▸ Problem statement:
Lines that contain the string "Life" are to be copied; leave out all others.

▸ Material provided:
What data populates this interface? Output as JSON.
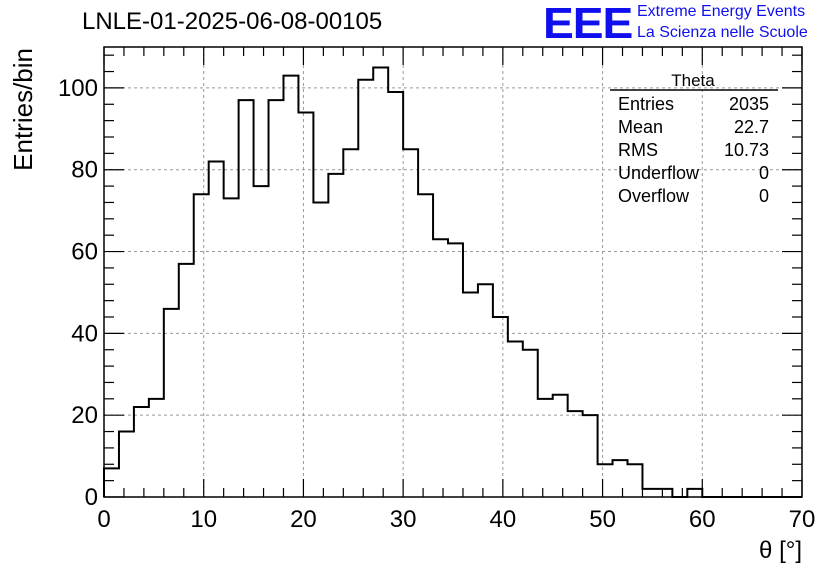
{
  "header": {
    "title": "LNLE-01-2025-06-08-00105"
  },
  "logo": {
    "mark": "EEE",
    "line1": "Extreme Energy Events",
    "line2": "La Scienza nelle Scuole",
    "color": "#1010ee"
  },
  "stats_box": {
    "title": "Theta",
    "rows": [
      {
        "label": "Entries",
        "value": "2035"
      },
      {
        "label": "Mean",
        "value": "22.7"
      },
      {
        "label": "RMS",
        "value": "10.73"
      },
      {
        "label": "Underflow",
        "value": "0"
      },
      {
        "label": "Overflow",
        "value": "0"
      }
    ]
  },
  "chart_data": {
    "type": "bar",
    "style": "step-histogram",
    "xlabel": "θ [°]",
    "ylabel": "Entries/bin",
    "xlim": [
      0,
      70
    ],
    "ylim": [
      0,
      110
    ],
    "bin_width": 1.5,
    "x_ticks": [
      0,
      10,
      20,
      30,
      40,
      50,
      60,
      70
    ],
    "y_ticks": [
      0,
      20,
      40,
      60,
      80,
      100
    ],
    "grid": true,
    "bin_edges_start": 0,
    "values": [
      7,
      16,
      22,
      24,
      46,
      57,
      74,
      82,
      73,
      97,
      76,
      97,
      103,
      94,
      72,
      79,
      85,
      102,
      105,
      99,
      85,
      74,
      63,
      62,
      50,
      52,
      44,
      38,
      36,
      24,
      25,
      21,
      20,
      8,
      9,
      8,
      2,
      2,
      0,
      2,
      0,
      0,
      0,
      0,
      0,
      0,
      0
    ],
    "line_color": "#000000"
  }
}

---

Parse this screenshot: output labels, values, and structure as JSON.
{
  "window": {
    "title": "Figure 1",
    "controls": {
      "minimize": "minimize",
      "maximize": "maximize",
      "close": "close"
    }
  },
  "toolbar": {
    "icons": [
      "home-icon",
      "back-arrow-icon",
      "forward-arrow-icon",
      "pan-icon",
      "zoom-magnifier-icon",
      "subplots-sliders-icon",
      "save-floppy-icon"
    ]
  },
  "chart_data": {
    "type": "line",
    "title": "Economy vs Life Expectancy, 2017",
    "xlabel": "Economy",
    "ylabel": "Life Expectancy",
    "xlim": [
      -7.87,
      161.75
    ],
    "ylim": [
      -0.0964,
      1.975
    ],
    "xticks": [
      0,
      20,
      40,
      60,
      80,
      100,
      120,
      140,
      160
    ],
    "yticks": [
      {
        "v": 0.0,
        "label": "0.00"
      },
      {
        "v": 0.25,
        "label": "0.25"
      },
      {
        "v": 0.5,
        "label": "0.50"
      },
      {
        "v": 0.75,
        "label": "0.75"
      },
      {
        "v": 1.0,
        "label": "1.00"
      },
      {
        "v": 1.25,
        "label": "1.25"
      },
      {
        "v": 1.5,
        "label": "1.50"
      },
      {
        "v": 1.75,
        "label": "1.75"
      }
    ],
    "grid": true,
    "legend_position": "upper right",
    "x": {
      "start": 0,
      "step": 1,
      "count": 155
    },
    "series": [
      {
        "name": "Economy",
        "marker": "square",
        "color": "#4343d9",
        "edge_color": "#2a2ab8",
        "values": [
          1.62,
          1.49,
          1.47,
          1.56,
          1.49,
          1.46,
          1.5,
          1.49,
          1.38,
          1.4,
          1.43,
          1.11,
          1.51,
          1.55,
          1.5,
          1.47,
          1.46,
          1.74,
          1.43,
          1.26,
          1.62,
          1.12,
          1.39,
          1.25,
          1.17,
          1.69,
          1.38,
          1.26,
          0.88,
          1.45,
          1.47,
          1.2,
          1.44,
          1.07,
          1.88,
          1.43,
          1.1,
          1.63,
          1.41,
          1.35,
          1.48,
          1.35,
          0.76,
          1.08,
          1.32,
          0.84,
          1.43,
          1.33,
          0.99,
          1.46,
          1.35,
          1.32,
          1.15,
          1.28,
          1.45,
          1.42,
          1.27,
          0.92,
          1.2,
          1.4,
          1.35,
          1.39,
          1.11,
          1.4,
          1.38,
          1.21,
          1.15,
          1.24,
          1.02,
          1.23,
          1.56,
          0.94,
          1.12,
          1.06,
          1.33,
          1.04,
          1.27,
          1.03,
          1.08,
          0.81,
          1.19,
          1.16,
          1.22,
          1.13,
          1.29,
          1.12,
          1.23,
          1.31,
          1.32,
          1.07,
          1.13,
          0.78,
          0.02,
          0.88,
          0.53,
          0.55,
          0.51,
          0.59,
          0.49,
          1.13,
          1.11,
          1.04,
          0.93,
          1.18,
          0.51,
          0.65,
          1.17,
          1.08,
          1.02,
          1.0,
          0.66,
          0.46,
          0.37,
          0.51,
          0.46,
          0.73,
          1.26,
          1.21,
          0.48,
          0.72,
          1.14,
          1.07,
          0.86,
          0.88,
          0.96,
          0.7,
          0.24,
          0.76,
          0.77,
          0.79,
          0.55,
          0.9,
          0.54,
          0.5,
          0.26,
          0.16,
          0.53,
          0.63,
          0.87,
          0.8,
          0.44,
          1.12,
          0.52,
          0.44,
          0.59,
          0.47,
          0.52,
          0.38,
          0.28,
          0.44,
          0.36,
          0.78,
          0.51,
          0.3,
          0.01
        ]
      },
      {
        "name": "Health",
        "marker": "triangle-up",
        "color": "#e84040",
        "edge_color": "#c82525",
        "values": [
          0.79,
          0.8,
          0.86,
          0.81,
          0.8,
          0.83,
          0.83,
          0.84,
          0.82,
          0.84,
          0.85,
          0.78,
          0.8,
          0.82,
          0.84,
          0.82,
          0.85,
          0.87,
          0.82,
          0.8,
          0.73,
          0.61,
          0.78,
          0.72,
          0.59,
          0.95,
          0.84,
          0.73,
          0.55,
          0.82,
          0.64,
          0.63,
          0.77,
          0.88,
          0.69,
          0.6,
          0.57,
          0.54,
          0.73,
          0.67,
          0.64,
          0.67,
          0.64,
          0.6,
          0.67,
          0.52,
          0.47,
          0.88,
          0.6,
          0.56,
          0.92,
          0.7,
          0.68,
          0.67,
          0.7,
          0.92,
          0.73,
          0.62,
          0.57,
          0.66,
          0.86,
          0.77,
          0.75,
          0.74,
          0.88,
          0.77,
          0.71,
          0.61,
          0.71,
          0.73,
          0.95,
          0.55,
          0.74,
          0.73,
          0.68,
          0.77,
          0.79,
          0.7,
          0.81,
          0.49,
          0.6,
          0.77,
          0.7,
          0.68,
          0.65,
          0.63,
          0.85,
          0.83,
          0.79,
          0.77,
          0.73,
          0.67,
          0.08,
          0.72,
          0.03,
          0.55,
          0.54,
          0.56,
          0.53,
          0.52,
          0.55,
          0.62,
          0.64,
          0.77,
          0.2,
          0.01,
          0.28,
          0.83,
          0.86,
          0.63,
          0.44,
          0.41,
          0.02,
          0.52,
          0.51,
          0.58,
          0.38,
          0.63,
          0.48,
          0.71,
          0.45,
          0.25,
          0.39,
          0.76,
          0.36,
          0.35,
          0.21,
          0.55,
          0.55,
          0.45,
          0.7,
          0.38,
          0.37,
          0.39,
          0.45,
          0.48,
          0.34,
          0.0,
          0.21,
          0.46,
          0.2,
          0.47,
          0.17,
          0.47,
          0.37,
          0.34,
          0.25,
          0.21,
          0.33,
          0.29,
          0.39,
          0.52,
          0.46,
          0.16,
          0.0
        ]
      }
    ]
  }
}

==

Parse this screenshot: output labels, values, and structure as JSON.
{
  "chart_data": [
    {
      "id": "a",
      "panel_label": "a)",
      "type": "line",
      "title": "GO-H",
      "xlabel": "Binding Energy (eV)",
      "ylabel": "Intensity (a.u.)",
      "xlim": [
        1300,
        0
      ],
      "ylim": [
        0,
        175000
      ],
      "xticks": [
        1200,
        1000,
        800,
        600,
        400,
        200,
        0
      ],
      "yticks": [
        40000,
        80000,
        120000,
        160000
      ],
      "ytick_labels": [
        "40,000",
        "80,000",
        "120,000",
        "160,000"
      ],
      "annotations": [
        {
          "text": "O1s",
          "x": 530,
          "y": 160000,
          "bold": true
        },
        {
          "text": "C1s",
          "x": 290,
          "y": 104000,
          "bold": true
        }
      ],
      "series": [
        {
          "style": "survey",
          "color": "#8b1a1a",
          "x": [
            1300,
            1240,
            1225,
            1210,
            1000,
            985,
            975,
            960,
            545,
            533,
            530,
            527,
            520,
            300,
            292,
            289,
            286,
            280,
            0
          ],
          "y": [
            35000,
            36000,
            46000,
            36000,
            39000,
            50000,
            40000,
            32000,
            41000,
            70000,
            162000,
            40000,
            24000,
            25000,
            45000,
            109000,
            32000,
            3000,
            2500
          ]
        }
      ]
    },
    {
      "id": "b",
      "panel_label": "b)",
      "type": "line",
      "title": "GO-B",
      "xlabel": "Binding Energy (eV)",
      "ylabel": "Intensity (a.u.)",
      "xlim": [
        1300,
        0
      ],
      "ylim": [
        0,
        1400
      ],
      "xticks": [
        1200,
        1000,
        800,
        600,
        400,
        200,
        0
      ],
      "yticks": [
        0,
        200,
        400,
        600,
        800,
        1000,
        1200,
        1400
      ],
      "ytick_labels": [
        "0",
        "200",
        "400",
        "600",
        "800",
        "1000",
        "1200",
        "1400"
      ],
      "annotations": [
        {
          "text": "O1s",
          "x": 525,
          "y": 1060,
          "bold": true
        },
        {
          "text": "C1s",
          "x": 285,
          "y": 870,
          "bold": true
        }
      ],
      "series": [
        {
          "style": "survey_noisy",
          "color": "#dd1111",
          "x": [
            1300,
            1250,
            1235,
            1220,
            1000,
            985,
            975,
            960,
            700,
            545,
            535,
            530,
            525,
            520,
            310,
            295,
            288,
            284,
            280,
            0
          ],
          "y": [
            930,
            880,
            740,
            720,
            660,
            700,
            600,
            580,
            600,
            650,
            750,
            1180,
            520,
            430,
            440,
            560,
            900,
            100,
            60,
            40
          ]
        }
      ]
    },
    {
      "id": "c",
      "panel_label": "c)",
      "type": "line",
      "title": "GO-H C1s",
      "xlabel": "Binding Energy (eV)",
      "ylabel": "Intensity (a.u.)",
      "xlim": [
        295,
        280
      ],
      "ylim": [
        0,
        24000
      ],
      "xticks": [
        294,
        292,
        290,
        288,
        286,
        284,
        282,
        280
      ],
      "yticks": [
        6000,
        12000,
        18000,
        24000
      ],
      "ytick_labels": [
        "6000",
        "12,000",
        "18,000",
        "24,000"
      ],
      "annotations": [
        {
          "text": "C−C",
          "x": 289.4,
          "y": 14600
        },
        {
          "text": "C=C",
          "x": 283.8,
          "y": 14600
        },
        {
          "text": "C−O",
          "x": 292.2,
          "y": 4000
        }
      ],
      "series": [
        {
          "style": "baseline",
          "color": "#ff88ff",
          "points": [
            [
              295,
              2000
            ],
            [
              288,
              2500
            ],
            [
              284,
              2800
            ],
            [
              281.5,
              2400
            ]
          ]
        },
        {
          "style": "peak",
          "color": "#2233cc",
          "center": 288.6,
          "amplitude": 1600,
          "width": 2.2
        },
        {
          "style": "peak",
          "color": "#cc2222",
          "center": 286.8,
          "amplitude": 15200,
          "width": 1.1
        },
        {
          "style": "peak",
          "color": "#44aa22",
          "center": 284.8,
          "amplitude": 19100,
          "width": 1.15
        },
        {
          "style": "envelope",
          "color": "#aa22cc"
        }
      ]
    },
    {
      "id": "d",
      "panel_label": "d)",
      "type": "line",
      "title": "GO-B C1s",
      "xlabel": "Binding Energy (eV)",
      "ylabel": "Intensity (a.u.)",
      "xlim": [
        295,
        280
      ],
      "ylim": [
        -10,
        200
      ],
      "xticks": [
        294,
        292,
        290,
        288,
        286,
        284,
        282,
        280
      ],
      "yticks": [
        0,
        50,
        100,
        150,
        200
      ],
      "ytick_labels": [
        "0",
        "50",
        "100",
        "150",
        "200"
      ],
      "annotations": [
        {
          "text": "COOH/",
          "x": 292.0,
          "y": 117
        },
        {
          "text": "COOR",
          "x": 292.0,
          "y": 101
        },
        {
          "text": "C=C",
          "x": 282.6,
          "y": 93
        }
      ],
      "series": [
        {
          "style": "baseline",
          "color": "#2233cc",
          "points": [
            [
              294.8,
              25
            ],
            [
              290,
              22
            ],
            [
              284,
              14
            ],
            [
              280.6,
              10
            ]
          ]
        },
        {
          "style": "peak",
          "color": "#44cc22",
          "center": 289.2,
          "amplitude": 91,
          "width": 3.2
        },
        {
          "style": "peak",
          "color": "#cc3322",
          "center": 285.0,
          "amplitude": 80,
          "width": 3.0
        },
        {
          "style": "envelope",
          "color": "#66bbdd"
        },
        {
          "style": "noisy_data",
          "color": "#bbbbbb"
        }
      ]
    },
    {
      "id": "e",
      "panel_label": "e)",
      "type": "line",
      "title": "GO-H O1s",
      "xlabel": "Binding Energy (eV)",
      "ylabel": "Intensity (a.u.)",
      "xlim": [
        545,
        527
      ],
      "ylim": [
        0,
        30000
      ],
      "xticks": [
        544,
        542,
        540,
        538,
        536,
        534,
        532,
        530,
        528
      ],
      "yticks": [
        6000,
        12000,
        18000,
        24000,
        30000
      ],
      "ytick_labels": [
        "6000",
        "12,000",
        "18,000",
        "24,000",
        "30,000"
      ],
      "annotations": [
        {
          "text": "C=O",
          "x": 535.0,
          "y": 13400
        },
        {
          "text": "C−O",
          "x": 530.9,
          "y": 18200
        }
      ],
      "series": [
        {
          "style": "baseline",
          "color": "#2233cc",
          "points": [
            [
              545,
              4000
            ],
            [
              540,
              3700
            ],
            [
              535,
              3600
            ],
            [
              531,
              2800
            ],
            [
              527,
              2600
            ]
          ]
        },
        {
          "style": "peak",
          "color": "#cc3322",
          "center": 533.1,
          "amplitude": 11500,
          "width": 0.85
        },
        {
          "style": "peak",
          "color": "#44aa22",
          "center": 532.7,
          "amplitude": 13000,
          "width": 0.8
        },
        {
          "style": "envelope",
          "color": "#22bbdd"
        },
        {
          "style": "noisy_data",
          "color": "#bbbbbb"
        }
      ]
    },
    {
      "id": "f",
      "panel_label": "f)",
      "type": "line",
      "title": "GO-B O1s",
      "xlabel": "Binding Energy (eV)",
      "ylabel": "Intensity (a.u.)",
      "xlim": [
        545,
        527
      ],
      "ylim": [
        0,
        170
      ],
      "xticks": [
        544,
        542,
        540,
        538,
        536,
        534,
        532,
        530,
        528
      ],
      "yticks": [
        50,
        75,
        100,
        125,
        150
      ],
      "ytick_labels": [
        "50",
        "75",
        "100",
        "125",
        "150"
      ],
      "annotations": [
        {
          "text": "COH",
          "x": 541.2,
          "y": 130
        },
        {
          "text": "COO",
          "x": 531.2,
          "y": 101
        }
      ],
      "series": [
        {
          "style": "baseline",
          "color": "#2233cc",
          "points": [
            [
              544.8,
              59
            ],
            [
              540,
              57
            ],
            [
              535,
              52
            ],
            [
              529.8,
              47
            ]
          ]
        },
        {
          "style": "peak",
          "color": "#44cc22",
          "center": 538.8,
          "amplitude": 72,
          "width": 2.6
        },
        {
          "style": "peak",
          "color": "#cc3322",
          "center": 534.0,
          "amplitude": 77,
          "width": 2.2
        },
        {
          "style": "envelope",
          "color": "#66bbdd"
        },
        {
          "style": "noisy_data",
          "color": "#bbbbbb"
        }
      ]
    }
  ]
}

▸ Answer below:
    "title": "Economy vs Life Expectancy, 2017",
    "ylabel": "Life Expectancy",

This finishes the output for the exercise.